>> start EXTRACTED DATA
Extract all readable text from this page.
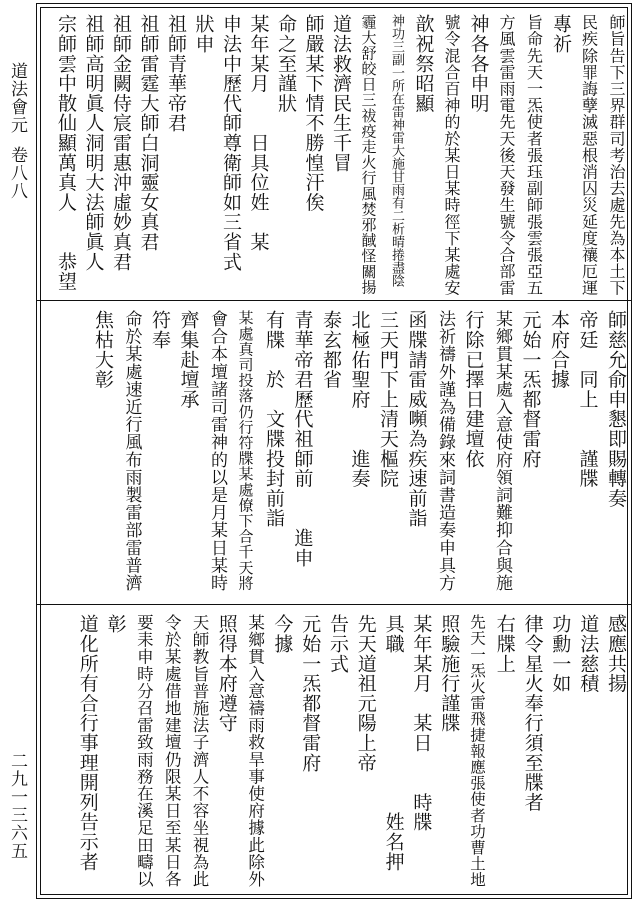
道法會元
卷八八
二九一三六五
師旨告下三界群司考治去處先為本土下
民疾除罪誨孽滅惡根消囚災延度禳厄運
專祈
旨命先天一炁使者張珏副師張雲張亞五
方風雲雷雨電先天後天發生號令合部雷
神各各申明
號令混合百神的於某日某時徑下某處安
歆祝祭昭顯
神功三副一所在雷神雷大施甘雨有二析晴捲盡陰
霾大舒皎日三祓疫走火行風焚邪馘怪關揚
道法救濟民生千冒
師嚴某下情不勝惶汗俟
命之至謹狀
某年某月　　日具位姓　某
申法中歷代師尊衛師如三省式
狀申
祖師青華帝君
祖師雷霆大師白洞靈女真君
祖師金闕侍宸雷惠沖虛妙真君
祖師高明眞人洞明大法師眞人
宗師雲中散仙顯萬真人　　恭望
師慈允俞申懇即賜轉奏
帝廷　同上　　謹牒
本府合據
元始一炁都督雷府
某鄉貫某處入意使府領詞難抑合與施
行除已擇日建壇依
法祈禱外謹為備錄來詞書造奏申具方
函牒請雷威嚬為疾速前詣
三天門下上清天樞院
北極佑聖府　　進奏
泰玄都省
青華帝君歷代祖師前　　進申
有牒　於　文牒投封前詣
某處真司投落仍行符牒某處僚下合千天將
會合本壇諸司雷神的以是月某日某時
齊集赴壇承
符奉
命於某處速近行風布雨製雷部雷普濟
焦枯大彰
感應共揚
道法慈積
功勳一如
律令星火奉行須至牒者
右牒上
先天一炁火雷飛捷報應張使者功曹土地
照驗施行謹牒
某年某月　某日　　時牒
具職　　　　　　　　姓名押
先天道祖元陽上帝
告示式
元始一炁都督雷府
今據
某鄉貫入意禱雨救旱事使府據此除外
照得本府遵守
天師教旨普施法子濟人不容坐視為此
令於某處借地建壇仍限某日至某日各
要耒申時分召雷致雨務在溪足田疇以
彰
道化所有合行事理開列告示者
>> end EXTRACTED DATA
### TO DO
Reproduce all of the material exactly, apart from the pictures.

### THE RESPONSE
Extract all readable text from this page.
道法會元
卷八八
二九一三六五
師旨告下三界群司考治去處先為本土下
民疾除罪誨孽滅惡根消囚災延度禳厄運
專祈
旨命先天一炁使者張珏副師張雲張亞五
方風雲雷雨電先天後天發生號令合部雷
神各各申明
號令混合百神的於某日某時徑下某處安
歆祝祭昭顯
神功三副一所在雷神雷大施甘雨有二析晴捲盡陰
霾大舒皎日三祓疫走火行風焚邪馘怪關揚
道法救濟民生千冒
師嚴某下情不勝惶汗俟
命之至謹狀
某年某月　　日具位姓　某
申法中歷代師尊衛師如三省式
狀申
祖師青華帝君
祖師雷霆大師白洞靈女真君
祖師金闕侍宸雷惠沖虛妙真君
祖師高明眞人洞明大法師眞人
宗師雲中散仙顯萬真人　　恭望
師慈允俞申懇即賜轉奏
帝廷　同上　　謹牒
本府合據
元始一炁都督雷府
某鄉貫某處入意使府領詞難抑合與施
行除已擇日建壇依
法祈禱外謹為備錄來詞書造奏申具方
函牒請雷威嚬為疾速前詣
三天門下上清天樞院
北極佑聖府　　進奏
泰玄都省
青華帝君歷代祖師前　　進申
有牒　於　文牒投封前詣
某處真司投落仍行符牒某處僚下合千天將
會合本壇諸司雷神的以是月某日某時
齊集赴壇承
符奉
命於某處速近行風布雨製雷部雷普濟
焦枯大彰
感應共揚
道法慈積
功勳一如
律令星火奉行須至牒者
右牒上
先天一炁火雷飛捷報應張使者功曹土地
照驗施行謹牒
某年某月　某日　　時牒
具職　　　　　　　　姓名押
先天道祖元陽上帝
告示式
元始一炁都督雷府
今據
某鄉貫入意禱雨救旱事使府據此除外
照得本府遵守
天師教旨普施法子濟人不容坐視為此
令於某處借地建壇仍限某日至某日各
要耒申時分召雷致雨務在溪足田疇以
彰
道化所有合行事理開列告示者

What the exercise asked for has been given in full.